Task brief: All the entries need to be quoted exactly, apart from the pictures, which you should drop.
::: Provided entries :::
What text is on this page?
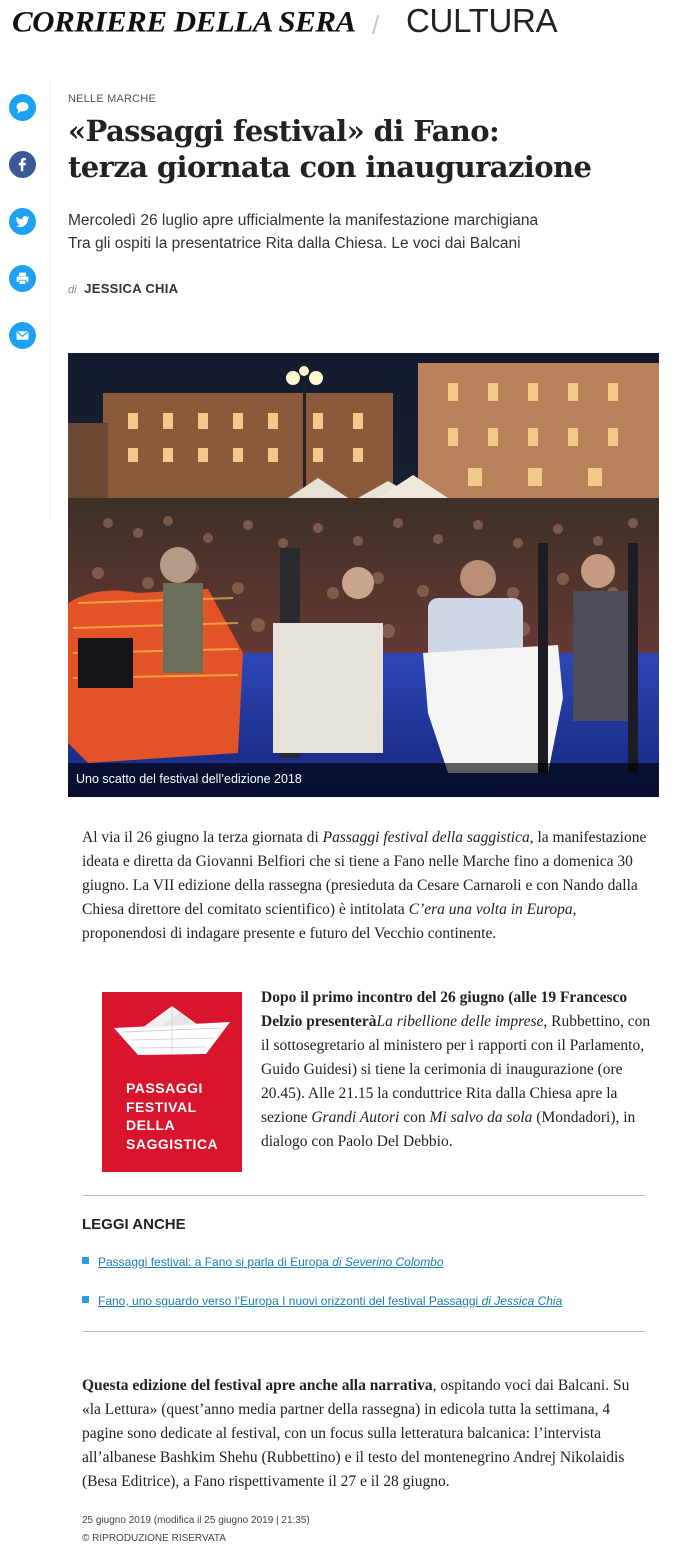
CORRIERE DELLA SERA / CULTURA
NELLE MARCHE
«Passaggi festival» di Fano:
terza giornata con inaugurazione
Mercoledì 26 luglio apre ufficialmente la manifestazione marchigiana
Tra gli ospiti la presentatrice Rita dalla Chiesa. Le voci dai Balcani
di JESSICA CHIA
Uno scatto del festival dell’edizione 2018
Al via il 26 giugno la terza giornata di Passaggi festival della saggistica, la manifestazione ideata e diretta da Giovanni Belfiori che si tiene a Fano nelle Marche fino a domenica 30 giugno. La VII edizione della rassegna (presieduta da Cesare Carnaroli e con Nando dalla Chiesa direttore del comitato scientifico) è intitolata C’era una volta in Europa, proponendosi di indagare presente e futuro del Vecchio continente.
PASSAGGI
FESTIVAL
DELLA
SAGGISTICA
Dopo il primo incontro del 26 giugno (alle 19 Francesco Delzio presenteràLa ribellione delle imprese, Rubbettino, con il sottosegretario al ministero per i rapporti con il Parlamento, Guido Guidesi) si tiene la cerimonia di inaugurazione (ore 20.45). Alle 21.15 la conduttrice Rita dalla Chiesa apre la sezione Grandi Autori con Mi salvo da sola (Mondadori), in dialogo con Paolo Del Debbio.
LEGGI ANCHE
Passaggi festival: a Fano si parla di Europa di Severino Colombo
Fano, uno sguardo verso l’Europa I nuovi orizzonti del festival Passaggi di Jessica Chia
Questa edizione del festival apre anche alla narrativa, ospitando voci dai Balcani. Su «la Lettura» (quest’anno media partner della rassegna) in edicola tutta la settimana, 4 pagine sono dedicate al festival, con un focus sulla letteratura balcanica: l’intervista all’albanese Bashkim Shehu (Rubbettino) e il testo del montenegrino Andrej Nikolaidis (Besa Editrice), a Fano rispettivamente il 27 e il 28 giugno.
25 giugno 2019 (modifica il 25 giugno 2019 | 21:35)
© RIPRODUZIONE RISERVATA
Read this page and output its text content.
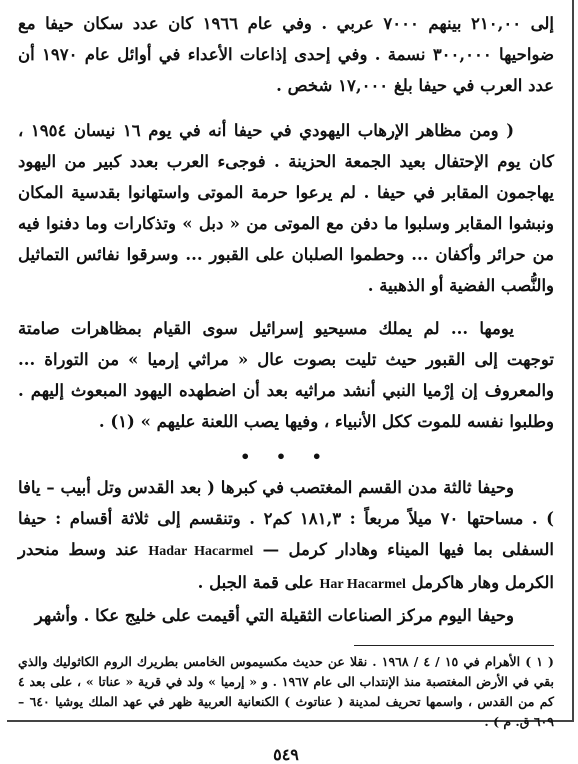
إلى ٢١٠,٠٠ بينهم ٧٠٠٠ عربي . وفي عام ١٩٦٦ كان عدد سكان حيفا مع ضواحيها ٣٠٠,٠٠٠ نسمة . وفي إحدى إذاعات الأعداء في أوائل عام ١٩٧٠ أن عدد العرب في حيفا بلغ ١٧,٠٠٠ شخص .

( ومن مظاهر الإرهاب اليهودي في حيفا أنه في يوم ١٦ نيسان ١٩٥٤ ، كان يوم الإحتفال بعيد الجمعة الحزينة . فوجىء العرب بعدد كبير من اليهود يهاجمون المقابر في حيفا . لم يرعوا حرمة الموتى واستهانوا بقدسية المكان ونبشوا المقابر وسلبوا ما دفن مع الموتى من « دبل » وتذكارات وما دفنوا فيه من حرائر وأكفان ... وحطموا الصلبان على القبور ... وسرقوا نفائس التماثيل والنُّصب الفضية أو الذهبية .

يومها ... لم يملك مسيحيو إسرائيل سوى القيام بمظاهرات صامتة توجهت إلى القبور حيث تليت بصوت عال « مراثي إرميا » من التوراة ... والمعروف إن إرْميا النبي أنشد مراثيه بعد أن اضطهده اليهود المبعوث إليهم . وطلبوا نفسه للموت ككل الأنبياء ، وفيها يصب اللعنة عليهم » (١) .

• • •

وحيفا ثالثة مدن القسم المغتصب في كبرها ( بعد القدس وتل أبيب – يافا ) . مساحتها ٧٠ ميلاً مربعاً : ١٨١,٣ كم٢ . وتنقسم إلى ثلاثة أقسام : حيفا السفلى بما فيها الميناء وهادار كرمل — Hadar Hacarmel عند وسط منحدر الكرمل وهار هاكرمل Har Hacarmel على قمة الجبل .

وحيفا اليوم مركز الصناعات الثقيلة التي أقيمت على خليج عكا . وأشهر

( ١ ) الأهرام في ١٥ / ٤ / ١٩٦٨ . نقلا عن حديث مكسيموس الخامس بطريرك الروم الكاثوليك والذي بقي في الأرض المغتصبة منذ الإنتداب الى عام ١٩٦٧ . و « إرميا » ولد في قرية « عناتا » ، على بعد ٤ كم من القدس ، واسمها تحريف لمدينة ( عناتوث ) الكنعانية العربية ظهر في عهد الملك يوشيا ٦٤٠ – ٦٠٩ ق. م ) .

٥٤٩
:::
Finished task:
What text is on this page?
CORRIERE DELLA SERA / CULTURA
NELLE MARCHE
«Passaggi festival» di Fano:
terza giornata con inaugurazione
Mercoledì 26 luglio apre ufficialmente la manifestazione marchigiana
Tra gli ospiti la presentatrice Rita dalla Chiesa. Le voci dai Balcani
di JESSICA CHIA
Uno scatto del festival dell’edizione 2018
Al via il 26 giugno la terza giornata di Passaggi festival della saggistica, la manifestazione ideata e diretta da Giovanni Belfiori che si tiene a Fano nelle Marche fino a domenica 30 giugno. La VII edizione della rassegna (presieduta da Cesare Carnaroli e con Nando dalla Chiesa direttore del comitato scientifico) è intitolata C’era una volta in Europa, proponendosi di indagare presente e futuro del Vecchio continente.
PASSAGGI
FESTIVAL
DELLA
SAGGISTICA
Dopo il primo incontro del 26 giugno (alle 19 Francesco Delzio presenteràLa ribellione delle imprese, Rubbettino, con il sottosegretario al ministero per i rapporti con il Parlamento, Guido Guidesi) si tiene la cerimonia di inaugurazione (ore 20.45). Alle 21.15 la conduttrice Rita dalla Chiesa apre la sezione Grandi Autori con Mi salvo da sola (Mondadori), in dialogo con Paolo Del Debbio.
LEGGI ANCHE
Passaggi festival: a Fano si parla di Europa di Severino Colombo
Fano, uno sguardo verso l’Europa I nuovi orizzonti del festival Passaggi di Jessica Chia
Questa edizione del festival apre anche alla narrativa, ospitando voci dai Balcani. Su «la Lettura» (quest’anno media partner della rassegna) in edicola tutta la settimana, 4 pagine sono dedicate al festival, con un focus sulla letteratura balcanica: l’intervista all’albanese Bashkim Shehu (Rubbettino) e il testo del montenegrino Andrej Nikolaidis (Besa Editrice), a Fano rispettivamente il 27 e il 28 giugno.
25 giugno 2019 (modifica il 25 giugno 2019 | 21:35)
© RIPRODUZIONE RISERVATA
Read this page and output its text content.
إلى ٢١٠,٠٠ بينهم ٧٠٠٠ عربي . وفي عام ١٩٦٦ كان عدد سكان حيفا مع ضواحيها ٣٠٠,٠٠٠ نسمة . وفي إحدى إذاعات الأعداء في أوائل عام ١٩٧٠ أن عدد العرب في حيفا بلغ ١٧,٠٠٠ شخص .

( ومن مظاهر الإرهاب اليهودي في حيفا أنه في يوم ١٦ نيسان ١٩٥٤ ، كان يوم الإحتفال بعيد الجمعة الحزينة . فوجىء العرب بعدد كبير من اليهود يهاجمون المقابر في حيفا . لم يرعوا حرمة الموتى واستهانوا بقدسية المكان ونبشوا المقابر وسلبوا ما دفن مع الموتى من « دبل » وتذكارات وما دفنوا فيه من حرائر وأكفان ... وحطموا الصلبان على القبور ... وسرقوا نفائس التماثيل والنُّصب الفضية أو الذهبية .

يومها ... لم يملك مسيحيو إسرائيل سوى القيام بمظاهرات صامتة توجهت إلى القبور حيث تليت بصوت عال « مراثي إرميا » من التوراة ... والمعروف إن إرْميا النبي أنشد مراثيه بعد أن اضطهده اليهود المبعوث إليهم . وطلبوا نفسه للموت ككل الأنبياء ، وفيها يصب اللعنة عليهم » (١) .

• • •

وحيفا ثالثة مدن القسم المغتصب في كبرها ( بعد القدس وتل أبيب – يافا ) . مساحتها ٧٠ ميلاً مربعاً : ١٨١,٣ كم٢ . وتنقسم إلى ثلاثة أقسام : حيفا السفلى بما فيها الميناء وهادار كرمل — Hadar Hacarmel عند وسط منحدر الكرمل وهار هاكرمل Har Hacarmel على قمة الجبل .

وحيفا اليوم مركز الصناعات الثقيلة التي أقيمت على خليج عكا . وأشهر

( ١ ) الأهرام في ١٥ / ٤ / ١٩٦٨ . نقلا عن حديث مكسيموس الخامس بطريرك الروم الكاثوليك والذي بقي في الأرض المغتصبة منذ الإنتداب الى عام ١٩٦٧ . و « إرميا » ولد في قرية « عناتا » ، على بعد ٤ كم من القدس ، واسمها تحريف لمدينة ( عناتوث ) الكنعانية العربية ظهر في عهد الملك يوشيا ٦٤٠ – ٦٠٩ ق. م ) .

٥٤٩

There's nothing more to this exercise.